Raw records

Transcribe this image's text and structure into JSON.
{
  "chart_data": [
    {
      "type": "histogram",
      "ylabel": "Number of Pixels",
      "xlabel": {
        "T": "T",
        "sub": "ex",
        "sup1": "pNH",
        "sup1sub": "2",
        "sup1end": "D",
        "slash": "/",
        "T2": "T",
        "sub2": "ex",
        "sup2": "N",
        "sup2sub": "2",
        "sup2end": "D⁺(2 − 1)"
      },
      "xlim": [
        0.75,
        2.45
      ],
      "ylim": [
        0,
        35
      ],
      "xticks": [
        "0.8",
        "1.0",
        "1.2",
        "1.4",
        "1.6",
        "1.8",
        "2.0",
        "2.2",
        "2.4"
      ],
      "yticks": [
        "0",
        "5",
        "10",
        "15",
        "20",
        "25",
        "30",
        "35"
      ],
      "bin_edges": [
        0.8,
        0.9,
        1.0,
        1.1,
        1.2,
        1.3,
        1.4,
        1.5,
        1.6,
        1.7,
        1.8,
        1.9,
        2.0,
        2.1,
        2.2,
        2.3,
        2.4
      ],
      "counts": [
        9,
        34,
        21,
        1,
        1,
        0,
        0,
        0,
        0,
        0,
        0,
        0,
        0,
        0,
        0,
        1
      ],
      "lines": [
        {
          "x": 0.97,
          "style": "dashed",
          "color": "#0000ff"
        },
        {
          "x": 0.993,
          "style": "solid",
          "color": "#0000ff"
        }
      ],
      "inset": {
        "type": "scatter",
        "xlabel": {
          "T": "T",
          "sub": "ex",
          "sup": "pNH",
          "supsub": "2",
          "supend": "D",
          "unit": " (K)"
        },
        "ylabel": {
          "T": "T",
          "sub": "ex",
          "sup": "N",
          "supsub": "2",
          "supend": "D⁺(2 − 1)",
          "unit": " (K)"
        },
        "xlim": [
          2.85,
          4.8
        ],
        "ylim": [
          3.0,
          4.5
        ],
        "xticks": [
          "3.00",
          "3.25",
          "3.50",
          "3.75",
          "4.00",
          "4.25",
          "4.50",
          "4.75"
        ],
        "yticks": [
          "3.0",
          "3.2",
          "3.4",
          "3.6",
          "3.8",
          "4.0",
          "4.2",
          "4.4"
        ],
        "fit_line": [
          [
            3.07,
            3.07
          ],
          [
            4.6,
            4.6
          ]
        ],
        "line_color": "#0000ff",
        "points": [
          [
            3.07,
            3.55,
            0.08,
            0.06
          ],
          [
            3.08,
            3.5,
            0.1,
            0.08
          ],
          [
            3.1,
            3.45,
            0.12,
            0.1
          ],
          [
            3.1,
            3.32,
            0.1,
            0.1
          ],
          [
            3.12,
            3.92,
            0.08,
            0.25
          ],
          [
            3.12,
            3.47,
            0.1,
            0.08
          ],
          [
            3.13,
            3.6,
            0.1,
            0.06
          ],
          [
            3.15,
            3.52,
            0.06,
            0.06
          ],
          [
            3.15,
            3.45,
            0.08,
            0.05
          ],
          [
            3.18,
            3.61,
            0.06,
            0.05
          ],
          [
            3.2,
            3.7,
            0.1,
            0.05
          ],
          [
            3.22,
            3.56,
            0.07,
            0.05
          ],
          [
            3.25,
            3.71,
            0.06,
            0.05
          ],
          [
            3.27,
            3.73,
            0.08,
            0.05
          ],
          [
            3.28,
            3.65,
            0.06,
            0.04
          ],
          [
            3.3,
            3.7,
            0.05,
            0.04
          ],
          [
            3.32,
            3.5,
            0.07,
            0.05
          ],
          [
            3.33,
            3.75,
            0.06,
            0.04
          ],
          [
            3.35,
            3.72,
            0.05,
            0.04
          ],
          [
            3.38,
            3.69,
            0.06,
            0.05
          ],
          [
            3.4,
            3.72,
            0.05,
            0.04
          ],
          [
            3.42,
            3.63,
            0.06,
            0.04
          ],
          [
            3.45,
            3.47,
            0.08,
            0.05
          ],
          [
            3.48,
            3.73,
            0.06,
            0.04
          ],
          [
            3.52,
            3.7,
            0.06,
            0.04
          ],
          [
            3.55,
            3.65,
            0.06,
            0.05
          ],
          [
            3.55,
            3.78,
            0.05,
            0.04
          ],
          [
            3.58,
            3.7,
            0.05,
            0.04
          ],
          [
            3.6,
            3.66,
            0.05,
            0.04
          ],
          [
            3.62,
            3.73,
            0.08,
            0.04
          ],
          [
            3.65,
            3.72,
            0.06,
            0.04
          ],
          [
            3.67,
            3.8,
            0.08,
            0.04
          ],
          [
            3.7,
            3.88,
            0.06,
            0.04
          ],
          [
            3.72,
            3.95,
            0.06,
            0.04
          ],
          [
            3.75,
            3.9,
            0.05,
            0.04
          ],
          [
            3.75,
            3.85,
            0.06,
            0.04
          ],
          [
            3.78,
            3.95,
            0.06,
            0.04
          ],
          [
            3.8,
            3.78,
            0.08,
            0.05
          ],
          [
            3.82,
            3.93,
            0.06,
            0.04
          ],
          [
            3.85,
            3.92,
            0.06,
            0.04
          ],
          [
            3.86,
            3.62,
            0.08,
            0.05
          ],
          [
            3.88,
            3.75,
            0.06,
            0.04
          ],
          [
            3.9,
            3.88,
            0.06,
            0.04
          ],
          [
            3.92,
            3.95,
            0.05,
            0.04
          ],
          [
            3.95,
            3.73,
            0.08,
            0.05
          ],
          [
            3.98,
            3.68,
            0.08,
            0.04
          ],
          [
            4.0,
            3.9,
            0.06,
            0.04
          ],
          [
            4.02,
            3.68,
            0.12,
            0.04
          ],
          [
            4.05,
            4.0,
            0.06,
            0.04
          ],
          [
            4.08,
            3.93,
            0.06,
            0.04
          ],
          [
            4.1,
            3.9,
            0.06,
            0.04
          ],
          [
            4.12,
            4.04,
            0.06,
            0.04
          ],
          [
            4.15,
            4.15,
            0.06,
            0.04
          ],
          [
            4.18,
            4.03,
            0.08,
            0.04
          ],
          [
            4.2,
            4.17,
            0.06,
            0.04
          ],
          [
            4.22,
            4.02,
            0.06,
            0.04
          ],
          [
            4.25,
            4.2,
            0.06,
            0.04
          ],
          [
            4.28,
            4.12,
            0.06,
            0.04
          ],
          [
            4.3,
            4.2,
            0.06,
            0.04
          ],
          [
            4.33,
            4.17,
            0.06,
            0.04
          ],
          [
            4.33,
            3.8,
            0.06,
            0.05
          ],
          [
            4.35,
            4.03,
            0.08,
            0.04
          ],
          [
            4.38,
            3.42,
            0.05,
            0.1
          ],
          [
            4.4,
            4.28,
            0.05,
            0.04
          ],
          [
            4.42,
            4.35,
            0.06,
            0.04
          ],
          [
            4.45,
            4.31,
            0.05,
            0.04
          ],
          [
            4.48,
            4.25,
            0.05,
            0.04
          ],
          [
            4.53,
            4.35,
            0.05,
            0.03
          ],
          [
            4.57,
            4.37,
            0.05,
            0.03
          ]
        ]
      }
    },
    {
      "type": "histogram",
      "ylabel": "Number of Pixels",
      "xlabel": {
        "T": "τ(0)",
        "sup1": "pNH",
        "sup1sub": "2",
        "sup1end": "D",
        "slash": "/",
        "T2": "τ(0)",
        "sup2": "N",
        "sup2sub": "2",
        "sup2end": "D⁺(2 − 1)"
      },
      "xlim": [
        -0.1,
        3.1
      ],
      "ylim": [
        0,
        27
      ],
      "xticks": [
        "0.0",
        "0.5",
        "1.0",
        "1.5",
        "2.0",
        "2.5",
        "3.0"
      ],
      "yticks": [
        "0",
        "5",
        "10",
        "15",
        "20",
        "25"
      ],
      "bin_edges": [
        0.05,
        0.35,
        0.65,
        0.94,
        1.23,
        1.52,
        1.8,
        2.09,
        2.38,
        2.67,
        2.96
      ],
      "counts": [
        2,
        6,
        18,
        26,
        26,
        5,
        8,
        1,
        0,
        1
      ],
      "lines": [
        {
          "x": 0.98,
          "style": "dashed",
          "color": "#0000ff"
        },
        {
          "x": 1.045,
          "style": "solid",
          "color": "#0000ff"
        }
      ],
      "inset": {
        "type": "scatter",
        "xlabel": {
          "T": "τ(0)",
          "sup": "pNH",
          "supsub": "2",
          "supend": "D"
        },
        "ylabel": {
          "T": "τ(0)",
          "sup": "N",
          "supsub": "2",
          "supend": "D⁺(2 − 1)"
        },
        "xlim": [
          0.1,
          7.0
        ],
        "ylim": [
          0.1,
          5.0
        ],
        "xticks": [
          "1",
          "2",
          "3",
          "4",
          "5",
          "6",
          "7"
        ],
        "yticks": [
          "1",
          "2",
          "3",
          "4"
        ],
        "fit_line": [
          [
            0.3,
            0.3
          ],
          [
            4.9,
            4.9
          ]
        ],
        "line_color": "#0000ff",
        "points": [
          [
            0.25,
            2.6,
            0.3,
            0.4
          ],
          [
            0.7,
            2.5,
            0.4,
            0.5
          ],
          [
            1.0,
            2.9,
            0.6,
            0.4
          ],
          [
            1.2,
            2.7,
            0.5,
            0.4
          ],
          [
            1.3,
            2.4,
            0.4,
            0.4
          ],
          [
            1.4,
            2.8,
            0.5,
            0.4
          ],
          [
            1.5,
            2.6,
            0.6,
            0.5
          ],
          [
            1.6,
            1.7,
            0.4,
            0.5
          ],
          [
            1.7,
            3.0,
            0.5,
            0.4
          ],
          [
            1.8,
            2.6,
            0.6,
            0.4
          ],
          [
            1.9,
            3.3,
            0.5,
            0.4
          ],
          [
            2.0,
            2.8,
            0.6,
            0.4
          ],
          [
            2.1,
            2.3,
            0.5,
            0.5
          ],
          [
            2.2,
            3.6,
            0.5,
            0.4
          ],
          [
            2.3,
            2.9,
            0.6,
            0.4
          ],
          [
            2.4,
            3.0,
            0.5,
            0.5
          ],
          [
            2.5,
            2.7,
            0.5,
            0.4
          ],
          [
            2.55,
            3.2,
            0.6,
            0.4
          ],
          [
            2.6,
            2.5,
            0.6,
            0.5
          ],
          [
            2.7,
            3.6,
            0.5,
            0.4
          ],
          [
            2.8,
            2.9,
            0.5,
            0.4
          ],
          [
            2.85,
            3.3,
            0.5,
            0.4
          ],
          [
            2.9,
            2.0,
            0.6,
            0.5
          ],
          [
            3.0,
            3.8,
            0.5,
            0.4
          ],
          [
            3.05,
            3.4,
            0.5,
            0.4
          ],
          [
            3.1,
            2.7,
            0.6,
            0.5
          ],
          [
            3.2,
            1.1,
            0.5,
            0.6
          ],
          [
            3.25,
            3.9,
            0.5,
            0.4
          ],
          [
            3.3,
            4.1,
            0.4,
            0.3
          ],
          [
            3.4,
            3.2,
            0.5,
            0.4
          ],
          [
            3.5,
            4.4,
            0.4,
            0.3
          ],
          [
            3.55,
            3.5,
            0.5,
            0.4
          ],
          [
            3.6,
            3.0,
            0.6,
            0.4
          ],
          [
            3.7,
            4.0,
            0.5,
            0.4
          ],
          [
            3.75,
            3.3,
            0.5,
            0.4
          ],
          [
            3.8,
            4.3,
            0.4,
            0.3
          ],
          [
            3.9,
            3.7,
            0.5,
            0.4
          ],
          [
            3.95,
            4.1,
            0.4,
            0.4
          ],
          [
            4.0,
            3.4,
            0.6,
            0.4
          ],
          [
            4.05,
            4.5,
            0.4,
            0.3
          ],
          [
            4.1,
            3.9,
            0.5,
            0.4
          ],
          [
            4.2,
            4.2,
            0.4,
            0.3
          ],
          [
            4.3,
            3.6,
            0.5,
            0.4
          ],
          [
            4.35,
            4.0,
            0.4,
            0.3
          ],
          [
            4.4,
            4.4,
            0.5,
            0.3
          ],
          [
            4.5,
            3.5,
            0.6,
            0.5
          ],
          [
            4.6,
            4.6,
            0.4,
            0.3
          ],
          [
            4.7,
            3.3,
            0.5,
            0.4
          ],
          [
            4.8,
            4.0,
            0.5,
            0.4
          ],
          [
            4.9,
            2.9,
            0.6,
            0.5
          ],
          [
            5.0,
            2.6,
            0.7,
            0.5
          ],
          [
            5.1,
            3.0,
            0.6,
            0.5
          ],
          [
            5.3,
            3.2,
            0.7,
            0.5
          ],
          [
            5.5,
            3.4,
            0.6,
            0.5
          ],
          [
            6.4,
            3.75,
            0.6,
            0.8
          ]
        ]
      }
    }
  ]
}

▶ **INSTRUCTION**
Copy out each line in the preceding records that contains "supend".

▶ **OUTPUT OF THE EXERCISE**
          "supend": "D",
          "supend": "D⁺(2 − 1)",
          "supend": "D"
          "supend": "D⁺(2 − 1)"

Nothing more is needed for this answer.